_Work required_: State only the number of lines that include "просмотру".

_Data for this exercise_:
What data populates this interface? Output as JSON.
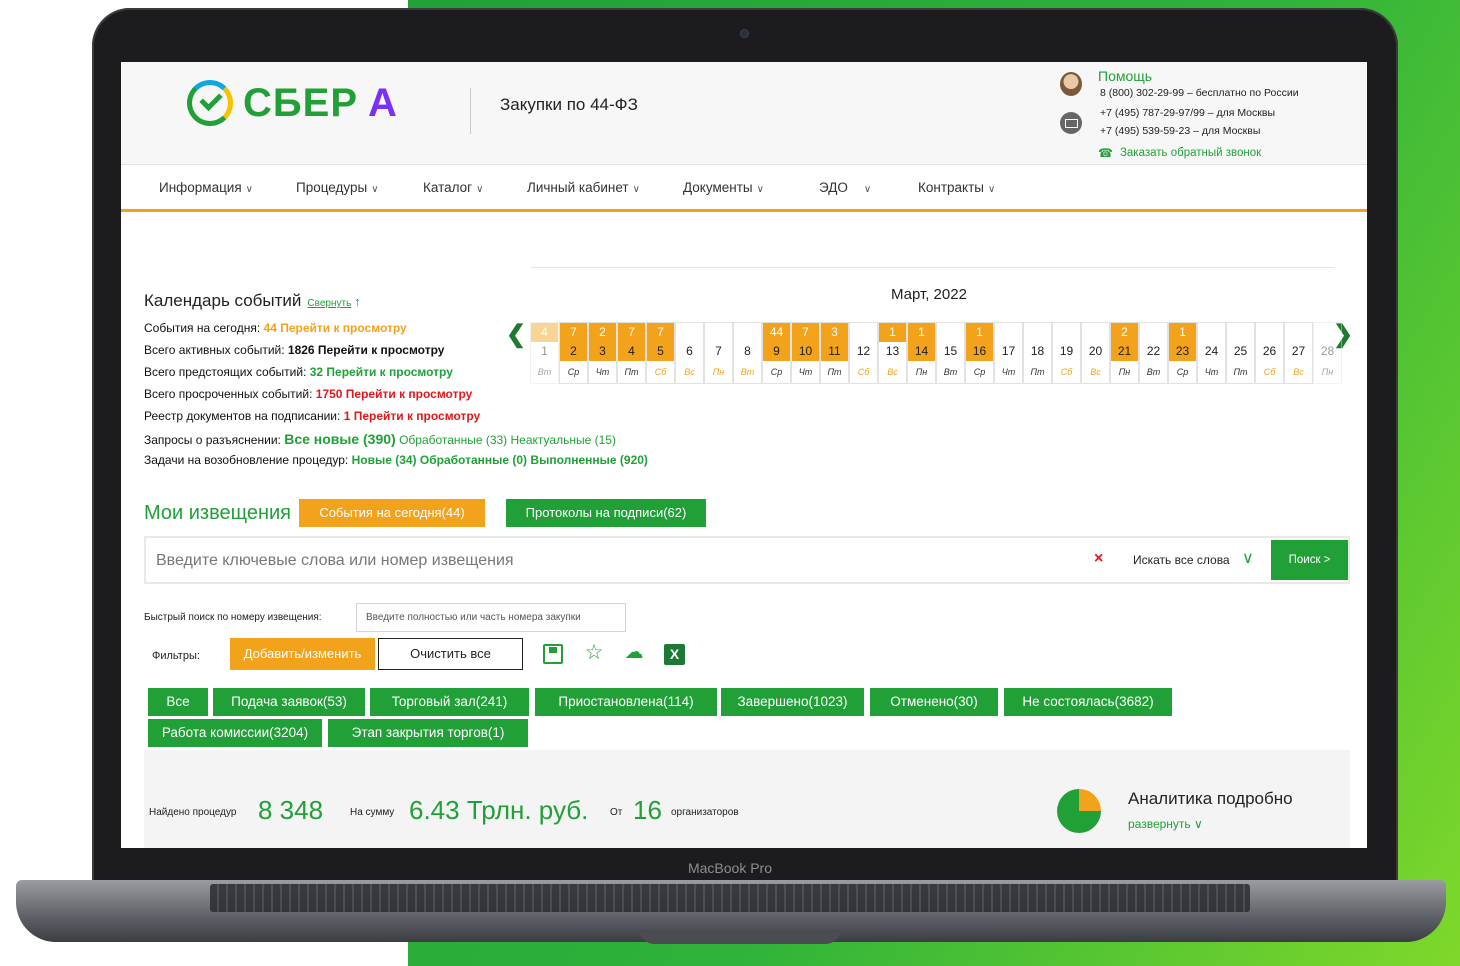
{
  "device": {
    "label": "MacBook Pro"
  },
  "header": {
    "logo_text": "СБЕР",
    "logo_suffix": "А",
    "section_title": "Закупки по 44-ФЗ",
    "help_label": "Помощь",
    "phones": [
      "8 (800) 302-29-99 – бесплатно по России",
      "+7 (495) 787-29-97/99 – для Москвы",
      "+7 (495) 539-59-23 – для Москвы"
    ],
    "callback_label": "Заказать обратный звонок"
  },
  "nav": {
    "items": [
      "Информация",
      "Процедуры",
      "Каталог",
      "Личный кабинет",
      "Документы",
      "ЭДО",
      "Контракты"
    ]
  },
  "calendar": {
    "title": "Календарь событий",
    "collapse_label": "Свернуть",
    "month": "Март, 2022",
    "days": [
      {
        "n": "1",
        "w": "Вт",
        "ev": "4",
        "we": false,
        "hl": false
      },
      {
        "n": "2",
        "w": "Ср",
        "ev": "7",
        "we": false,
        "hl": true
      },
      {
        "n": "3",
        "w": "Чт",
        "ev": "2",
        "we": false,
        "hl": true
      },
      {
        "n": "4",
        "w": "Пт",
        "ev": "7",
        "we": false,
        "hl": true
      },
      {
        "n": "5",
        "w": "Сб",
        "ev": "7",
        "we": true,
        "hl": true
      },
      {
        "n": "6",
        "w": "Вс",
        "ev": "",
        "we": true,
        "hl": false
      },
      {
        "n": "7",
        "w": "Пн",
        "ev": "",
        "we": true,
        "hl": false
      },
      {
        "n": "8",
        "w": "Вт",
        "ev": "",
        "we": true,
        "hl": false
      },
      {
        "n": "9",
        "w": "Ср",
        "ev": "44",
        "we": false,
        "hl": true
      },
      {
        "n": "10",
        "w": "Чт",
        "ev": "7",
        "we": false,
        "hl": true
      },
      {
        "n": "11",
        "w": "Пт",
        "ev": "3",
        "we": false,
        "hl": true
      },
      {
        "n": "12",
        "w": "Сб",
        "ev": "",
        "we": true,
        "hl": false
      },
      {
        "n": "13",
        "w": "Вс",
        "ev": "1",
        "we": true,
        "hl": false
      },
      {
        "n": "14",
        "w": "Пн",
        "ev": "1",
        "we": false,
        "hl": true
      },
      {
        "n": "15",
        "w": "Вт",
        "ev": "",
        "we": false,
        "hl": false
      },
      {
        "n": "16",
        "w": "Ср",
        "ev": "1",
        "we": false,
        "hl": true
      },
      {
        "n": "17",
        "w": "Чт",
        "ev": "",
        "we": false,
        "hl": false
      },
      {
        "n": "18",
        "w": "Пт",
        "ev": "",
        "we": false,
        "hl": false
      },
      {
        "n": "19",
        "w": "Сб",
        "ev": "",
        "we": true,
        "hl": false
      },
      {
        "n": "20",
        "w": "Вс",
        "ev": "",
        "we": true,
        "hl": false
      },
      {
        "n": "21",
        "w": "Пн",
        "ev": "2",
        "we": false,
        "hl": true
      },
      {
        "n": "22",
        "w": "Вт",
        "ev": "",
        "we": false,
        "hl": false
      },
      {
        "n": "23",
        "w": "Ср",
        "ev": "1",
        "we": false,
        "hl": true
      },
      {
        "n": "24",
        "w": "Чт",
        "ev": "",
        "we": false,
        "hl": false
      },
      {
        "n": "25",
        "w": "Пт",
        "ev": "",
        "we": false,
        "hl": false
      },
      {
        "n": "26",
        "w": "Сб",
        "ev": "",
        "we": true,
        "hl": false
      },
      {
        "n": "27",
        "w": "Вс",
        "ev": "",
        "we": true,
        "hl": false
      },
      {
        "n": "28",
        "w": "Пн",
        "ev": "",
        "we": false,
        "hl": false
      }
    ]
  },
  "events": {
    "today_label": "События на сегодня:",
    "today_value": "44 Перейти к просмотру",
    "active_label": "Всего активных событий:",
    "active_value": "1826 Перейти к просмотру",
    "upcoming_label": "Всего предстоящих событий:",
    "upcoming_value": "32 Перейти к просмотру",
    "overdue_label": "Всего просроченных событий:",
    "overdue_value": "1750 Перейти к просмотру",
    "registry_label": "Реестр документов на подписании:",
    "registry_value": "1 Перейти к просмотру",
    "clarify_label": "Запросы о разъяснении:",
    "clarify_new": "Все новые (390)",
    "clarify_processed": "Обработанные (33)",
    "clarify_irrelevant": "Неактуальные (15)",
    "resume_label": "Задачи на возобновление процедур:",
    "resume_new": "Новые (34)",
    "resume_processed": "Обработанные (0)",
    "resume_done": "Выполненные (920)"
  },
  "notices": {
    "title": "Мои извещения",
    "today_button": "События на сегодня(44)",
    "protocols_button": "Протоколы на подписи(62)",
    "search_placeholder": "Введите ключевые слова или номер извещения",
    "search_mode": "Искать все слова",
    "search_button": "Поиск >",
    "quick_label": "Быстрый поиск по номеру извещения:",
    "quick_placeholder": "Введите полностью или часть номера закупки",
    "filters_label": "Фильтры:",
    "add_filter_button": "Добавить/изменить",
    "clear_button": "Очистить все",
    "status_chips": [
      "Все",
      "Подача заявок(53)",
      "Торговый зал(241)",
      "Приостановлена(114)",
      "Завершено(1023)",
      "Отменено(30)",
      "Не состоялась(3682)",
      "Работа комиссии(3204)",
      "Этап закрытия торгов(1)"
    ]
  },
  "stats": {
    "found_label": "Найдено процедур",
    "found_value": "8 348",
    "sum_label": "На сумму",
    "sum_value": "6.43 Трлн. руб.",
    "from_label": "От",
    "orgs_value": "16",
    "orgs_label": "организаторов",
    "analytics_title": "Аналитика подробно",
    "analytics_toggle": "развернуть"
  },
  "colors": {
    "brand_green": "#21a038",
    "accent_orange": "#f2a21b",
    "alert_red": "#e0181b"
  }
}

_Written solution_: 5